▸ **Problem to work on**
Write out exactly, with no other output, the lines below from the one that contains "Transcribe the text in this document." through the end.

▸ **Data entries**
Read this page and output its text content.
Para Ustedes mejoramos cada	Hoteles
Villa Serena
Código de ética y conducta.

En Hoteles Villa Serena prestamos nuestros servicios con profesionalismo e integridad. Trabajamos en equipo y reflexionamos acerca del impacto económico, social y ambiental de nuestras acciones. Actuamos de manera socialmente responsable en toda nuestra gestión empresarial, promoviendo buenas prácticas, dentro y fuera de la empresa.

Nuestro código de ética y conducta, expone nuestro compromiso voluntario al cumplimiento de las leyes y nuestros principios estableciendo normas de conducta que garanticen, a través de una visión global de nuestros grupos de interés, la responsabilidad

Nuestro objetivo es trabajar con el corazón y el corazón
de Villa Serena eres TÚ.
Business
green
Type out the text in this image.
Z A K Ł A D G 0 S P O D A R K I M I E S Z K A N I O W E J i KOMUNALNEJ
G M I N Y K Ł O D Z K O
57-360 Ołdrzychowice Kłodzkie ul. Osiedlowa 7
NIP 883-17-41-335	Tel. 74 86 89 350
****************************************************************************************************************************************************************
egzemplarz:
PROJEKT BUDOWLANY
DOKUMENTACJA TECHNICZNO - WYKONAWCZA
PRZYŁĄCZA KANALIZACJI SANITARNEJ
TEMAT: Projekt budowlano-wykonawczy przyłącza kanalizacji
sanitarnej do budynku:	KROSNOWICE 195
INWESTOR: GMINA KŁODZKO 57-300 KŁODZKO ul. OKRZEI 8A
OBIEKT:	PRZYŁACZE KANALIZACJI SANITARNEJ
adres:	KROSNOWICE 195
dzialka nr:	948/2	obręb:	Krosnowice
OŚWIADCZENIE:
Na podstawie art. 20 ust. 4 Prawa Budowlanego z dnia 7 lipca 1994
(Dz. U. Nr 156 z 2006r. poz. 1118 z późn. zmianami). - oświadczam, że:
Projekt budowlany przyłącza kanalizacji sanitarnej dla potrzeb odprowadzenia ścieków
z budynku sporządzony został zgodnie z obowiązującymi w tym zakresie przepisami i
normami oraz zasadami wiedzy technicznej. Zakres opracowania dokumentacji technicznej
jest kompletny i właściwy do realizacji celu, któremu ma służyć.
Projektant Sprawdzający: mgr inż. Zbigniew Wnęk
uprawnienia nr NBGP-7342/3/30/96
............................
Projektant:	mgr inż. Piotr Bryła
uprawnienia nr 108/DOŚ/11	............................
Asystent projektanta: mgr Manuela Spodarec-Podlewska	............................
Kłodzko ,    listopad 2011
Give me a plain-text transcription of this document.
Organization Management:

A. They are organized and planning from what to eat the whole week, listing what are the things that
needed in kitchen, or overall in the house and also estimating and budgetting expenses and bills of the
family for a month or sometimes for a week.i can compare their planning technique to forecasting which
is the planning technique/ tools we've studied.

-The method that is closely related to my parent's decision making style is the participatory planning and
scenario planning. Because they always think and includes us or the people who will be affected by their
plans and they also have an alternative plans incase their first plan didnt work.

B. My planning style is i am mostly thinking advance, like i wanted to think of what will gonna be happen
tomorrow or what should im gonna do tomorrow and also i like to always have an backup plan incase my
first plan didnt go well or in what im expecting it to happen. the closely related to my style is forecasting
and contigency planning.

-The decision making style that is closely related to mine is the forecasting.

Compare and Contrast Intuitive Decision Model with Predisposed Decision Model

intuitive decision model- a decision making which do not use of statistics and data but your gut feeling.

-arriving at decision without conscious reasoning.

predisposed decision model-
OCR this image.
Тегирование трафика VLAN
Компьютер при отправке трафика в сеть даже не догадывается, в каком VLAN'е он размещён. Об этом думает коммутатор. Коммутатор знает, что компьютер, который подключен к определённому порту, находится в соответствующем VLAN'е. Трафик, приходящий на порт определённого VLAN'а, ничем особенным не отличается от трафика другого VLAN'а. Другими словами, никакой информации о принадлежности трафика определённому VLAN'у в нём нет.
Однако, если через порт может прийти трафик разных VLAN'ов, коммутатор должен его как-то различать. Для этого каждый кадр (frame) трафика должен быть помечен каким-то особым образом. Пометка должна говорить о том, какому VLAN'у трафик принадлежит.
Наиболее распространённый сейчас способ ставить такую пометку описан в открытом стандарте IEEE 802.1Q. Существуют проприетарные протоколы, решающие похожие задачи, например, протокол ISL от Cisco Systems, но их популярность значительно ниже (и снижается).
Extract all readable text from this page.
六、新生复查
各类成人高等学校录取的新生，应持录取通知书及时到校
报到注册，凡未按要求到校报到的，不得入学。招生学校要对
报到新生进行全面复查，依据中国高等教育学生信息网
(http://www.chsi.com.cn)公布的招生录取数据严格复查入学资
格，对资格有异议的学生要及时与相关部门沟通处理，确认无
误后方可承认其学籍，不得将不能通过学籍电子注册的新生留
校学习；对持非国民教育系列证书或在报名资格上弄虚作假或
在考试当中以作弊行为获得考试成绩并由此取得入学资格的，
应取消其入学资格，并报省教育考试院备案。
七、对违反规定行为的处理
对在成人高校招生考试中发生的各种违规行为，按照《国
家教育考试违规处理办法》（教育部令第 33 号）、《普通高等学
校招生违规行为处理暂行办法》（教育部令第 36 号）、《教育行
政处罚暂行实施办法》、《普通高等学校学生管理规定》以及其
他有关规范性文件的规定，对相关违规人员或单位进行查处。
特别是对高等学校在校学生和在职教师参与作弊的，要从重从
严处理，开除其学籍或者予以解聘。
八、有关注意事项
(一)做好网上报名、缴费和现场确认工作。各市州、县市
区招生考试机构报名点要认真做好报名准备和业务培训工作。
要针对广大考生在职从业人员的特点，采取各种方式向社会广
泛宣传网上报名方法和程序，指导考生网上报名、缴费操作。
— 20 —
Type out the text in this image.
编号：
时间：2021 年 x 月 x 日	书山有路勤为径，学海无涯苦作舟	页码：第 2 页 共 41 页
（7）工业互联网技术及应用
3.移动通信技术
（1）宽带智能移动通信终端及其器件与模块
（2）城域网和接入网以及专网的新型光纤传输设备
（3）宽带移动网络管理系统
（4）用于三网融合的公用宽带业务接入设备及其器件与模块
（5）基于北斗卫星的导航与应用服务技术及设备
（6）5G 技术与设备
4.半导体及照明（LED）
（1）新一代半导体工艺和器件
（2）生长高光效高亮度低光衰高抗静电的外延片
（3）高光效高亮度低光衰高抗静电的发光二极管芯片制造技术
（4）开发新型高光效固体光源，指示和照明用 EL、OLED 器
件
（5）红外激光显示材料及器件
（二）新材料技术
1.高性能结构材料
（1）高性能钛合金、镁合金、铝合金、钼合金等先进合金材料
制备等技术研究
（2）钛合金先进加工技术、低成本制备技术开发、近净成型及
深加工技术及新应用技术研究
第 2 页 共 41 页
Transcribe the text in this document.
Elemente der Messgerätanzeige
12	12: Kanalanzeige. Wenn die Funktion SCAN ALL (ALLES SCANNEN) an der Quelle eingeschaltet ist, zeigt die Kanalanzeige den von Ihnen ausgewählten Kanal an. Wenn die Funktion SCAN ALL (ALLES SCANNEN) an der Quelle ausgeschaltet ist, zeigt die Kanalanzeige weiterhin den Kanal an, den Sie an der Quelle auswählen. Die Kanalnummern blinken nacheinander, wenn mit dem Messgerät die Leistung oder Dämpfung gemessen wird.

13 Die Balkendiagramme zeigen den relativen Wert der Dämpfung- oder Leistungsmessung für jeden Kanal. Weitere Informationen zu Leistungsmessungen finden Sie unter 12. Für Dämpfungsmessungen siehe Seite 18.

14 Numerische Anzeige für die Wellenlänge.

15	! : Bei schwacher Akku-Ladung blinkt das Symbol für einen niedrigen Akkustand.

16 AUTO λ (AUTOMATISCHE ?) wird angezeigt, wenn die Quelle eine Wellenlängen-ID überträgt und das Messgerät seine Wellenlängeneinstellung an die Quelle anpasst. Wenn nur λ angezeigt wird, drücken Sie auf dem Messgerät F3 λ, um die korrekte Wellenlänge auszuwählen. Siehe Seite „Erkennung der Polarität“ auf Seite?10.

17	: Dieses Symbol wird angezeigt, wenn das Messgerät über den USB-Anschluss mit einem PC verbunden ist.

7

▸ **Reply to the exercise**
Transcribe the text in this document.
Elemente der Messgerätanzeige
12	12: Kanalanzeige. Wenn die Funktion SCAN ALL (ALLES SCANNEN) an der Quelle eingeschaltet ist, zeigt die Kanalanzeige den von Ihnen ausgewählten Kanal an. Wenn die Funktion SCAN ALL (ALLES SCANNEN) an der Quelle ausgeschaltet ist, zeigt die Kanalanzeige weiterhin den Kanal an, den Sie an der Quelle auswählen. Die Kanalnummern blinken nacheinander, wenn mit dem Messgerät die Leistung oder Dämpfung gemessen wird.

13 Die Balkendiagramme zeigen den relativen Wert der Dämpfung- oder Leistungsmessung für jeden Kanal. Weitere Informationen zu Leistungsmessungen finden Sie unter 12. Für Dämpfungsmessungen siehe Seite 18.

14 Numerische Anzeige für die Wellenlänge.

15	! : Bei schwacher Akku-Ladung blinkt das Symbol für einen niedrigen Akkustand.

16 AUTO λ (AUTOMATISCHE ?) wird angezeigt, wenn die Quelle eine Wellenlängen-ID überträgt und das Messgerät seine Wellenlängeneinstellung an die Quelle anpasst. Wenn nur λ angezeigt wird, drücken Sie auf dem Messgerät F3 λ, um die korrekte Wellenlänge auszuwählen. Siehe Seite „Erkennung der Polarität“ auf Seite?10.

17	: Dieses Symbol wird angezeigt, wenn das Messgerät über den USB-Anschluss mit einem PC verbunden ist.

7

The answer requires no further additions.